--- BRIEF ---
Wherever the string "color" occurs in a line of these records, report that line.

--- SUPPLIED INFORMATION ---

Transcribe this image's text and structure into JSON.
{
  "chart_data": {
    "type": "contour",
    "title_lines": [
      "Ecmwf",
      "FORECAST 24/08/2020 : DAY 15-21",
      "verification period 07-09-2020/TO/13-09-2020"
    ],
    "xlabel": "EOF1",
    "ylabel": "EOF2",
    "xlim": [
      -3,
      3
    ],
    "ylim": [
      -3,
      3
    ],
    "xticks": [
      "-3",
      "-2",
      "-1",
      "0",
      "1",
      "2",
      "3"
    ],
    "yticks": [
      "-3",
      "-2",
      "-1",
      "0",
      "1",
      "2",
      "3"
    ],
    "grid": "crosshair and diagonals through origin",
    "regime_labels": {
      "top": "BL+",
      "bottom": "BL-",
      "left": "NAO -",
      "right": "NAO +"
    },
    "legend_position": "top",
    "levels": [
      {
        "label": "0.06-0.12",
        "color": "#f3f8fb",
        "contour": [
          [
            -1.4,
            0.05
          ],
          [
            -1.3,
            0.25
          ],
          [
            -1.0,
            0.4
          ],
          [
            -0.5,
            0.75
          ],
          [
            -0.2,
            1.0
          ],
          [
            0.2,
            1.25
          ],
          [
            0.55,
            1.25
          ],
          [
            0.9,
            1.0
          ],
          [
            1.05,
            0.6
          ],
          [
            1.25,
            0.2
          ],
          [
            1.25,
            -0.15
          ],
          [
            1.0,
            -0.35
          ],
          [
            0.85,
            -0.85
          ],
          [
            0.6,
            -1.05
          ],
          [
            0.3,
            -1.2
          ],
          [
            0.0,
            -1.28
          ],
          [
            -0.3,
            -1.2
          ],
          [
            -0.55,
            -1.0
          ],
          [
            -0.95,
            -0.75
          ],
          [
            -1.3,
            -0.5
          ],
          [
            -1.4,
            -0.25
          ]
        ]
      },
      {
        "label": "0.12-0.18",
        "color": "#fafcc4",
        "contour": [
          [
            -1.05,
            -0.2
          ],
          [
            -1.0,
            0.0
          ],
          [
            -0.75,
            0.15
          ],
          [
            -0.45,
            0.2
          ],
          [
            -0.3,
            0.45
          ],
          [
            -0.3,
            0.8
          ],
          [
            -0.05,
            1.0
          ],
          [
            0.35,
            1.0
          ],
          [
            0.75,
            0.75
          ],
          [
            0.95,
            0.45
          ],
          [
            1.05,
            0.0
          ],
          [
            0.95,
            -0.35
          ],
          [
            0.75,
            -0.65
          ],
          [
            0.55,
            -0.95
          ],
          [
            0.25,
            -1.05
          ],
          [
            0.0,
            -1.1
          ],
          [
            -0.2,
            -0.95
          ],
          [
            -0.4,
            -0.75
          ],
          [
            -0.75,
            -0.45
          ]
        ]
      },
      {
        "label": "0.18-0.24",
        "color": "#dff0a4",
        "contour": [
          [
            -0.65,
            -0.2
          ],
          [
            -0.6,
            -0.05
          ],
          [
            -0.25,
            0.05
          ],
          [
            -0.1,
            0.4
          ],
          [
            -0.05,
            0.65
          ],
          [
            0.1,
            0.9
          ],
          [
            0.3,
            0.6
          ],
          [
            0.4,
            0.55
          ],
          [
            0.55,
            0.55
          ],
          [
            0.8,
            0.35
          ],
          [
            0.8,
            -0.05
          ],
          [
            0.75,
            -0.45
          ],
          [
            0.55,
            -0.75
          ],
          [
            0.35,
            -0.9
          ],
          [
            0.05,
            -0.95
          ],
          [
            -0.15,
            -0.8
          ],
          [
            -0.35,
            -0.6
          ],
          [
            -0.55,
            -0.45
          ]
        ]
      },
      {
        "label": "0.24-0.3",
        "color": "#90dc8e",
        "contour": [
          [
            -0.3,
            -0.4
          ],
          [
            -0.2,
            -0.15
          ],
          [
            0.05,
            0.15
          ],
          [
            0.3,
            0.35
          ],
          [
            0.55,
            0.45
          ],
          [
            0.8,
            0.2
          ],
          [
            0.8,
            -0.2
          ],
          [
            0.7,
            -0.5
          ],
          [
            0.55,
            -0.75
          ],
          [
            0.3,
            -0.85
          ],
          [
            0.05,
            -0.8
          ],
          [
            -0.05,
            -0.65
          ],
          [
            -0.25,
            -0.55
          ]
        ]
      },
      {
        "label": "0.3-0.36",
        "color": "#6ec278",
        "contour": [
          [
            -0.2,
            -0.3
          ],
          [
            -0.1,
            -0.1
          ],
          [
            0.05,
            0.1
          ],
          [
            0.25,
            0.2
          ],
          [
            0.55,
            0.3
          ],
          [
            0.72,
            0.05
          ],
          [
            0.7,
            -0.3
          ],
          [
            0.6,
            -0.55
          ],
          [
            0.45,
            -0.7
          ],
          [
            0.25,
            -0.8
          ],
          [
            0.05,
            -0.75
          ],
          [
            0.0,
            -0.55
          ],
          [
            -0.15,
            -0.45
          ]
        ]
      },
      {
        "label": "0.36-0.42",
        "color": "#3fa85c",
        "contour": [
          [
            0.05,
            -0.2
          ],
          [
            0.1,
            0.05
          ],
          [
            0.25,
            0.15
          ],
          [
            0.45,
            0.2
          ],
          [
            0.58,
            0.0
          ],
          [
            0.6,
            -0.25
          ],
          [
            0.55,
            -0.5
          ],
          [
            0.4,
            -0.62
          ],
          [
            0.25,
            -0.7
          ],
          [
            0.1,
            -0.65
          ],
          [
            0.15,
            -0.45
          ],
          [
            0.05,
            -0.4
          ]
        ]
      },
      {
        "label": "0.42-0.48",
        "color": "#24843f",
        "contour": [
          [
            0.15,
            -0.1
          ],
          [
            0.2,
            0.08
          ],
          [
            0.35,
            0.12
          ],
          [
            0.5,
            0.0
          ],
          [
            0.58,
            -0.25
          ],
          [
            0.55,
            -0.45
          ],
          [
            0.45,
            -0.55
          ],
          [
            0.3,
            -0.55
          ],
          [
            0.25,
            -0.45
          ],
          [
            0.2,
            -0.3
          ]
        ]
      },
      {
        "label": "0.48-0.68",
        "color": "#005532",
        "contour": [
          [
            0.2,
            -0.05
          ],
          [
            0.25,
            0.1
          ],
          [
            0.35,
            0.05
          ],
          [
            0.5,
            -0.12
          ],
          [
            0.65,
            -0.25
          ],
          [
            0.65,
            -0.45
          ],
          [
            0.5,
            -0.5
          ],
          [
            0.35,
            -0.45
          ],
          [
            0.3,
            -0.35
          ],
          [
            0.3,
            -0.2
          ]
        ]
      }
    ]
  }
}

--- COMPLETE RESPONSE ---
        "color": "#f3f8fb",
        "color": "#fafcc4",
        "color": "#dff0a4",
        "color": "#90dc8e",
        "color": "#6ec278",
        "color": "#3fa85c",
        "color": "#24843f",
        "color": "#005532",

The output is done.